#### [Problem description]
Pick out the lines below that include the string "KPMG".

(A run of records)
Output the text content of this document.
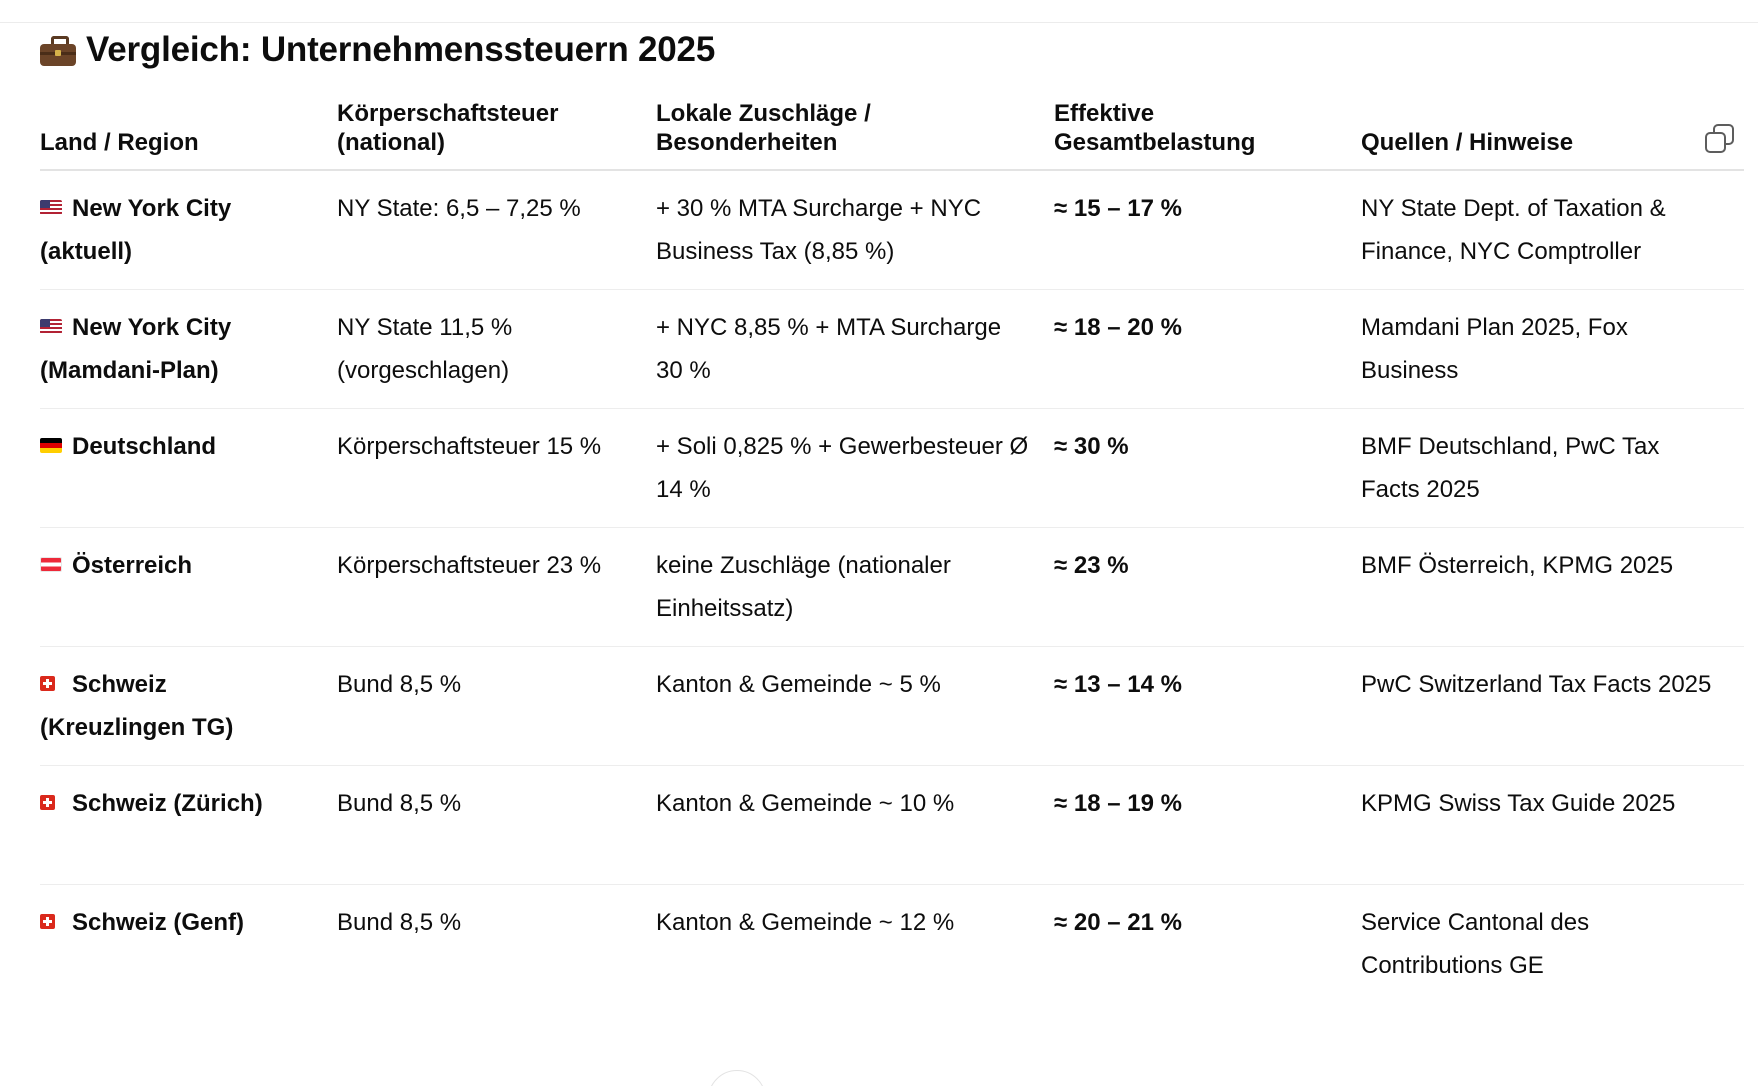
Vergleich: Unternehmenssteuern 2025
Land / Region	Körperschaftsteuer (national)	Lokale Zuschläge / Besonderheiten	Effektive Gesamtbelastung	Quellen / Hinweise
New York City (aktuell)	NY State: 6,5 – 7,25 %	+ 30 % MTA Surcharge + NYC Business Tax (8,85 %)	≈ 15 – 17 %	NY State Dept. of Taxation & Finance, NYC Comptroller
New York City (Mamdani-Plan)	NY State 11,5 % (vorgeschlagen)	+ NYC 8,85 % + MTA Surcharge 30 %	≈ 18 – 20 %	Mamdani Plan 2025, Fox Business
Deutschland	Körperschaftsteuer 15 %	+ Soli 0,825 % + Gewerbesteuer Ø 14 %	≈ 30 %	BMF Deutschland, PwC Tax Facts 2025
Österreich	Körperschaftsteuer 23 %	keine Zuschläge (nationaler Einheitssatz)	≈ 23 %	BMF Österreich, KPMG 2025
Schweiz (Kreuzlingen TG)	Bund 8,5 %	Kanton & Gemeinde ~ 5 %	≈ 13 – 14 %	PwC Switzerland Tax Facts 2025
Schweiz (Zürich)	Bund 8,5 %	Kanton & Gemeinde ~ 10 %	≈ 18 – 19 %	KPMG Swiss Tax Guide 2025
Schweiz (Genf)	Bund 8,5 %	Kanton & Gemeinde ~ 12 %	≈ 20 – 21 %	Service Cantonal des Contributions GE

#### [Exercise response]
Österreich	Körperschaftsteuer 23 %	keine Zuschläge (nationaler Einheitssatz)	≈ 23 %	BMF Österreich, KPMG 2025
Schweiz (Zürich)	Bund 8,5 %	Kanton & Gemeinde ~ 10 %	≈ 18 – 19 %	KPMG Swiss Tax Guide 2025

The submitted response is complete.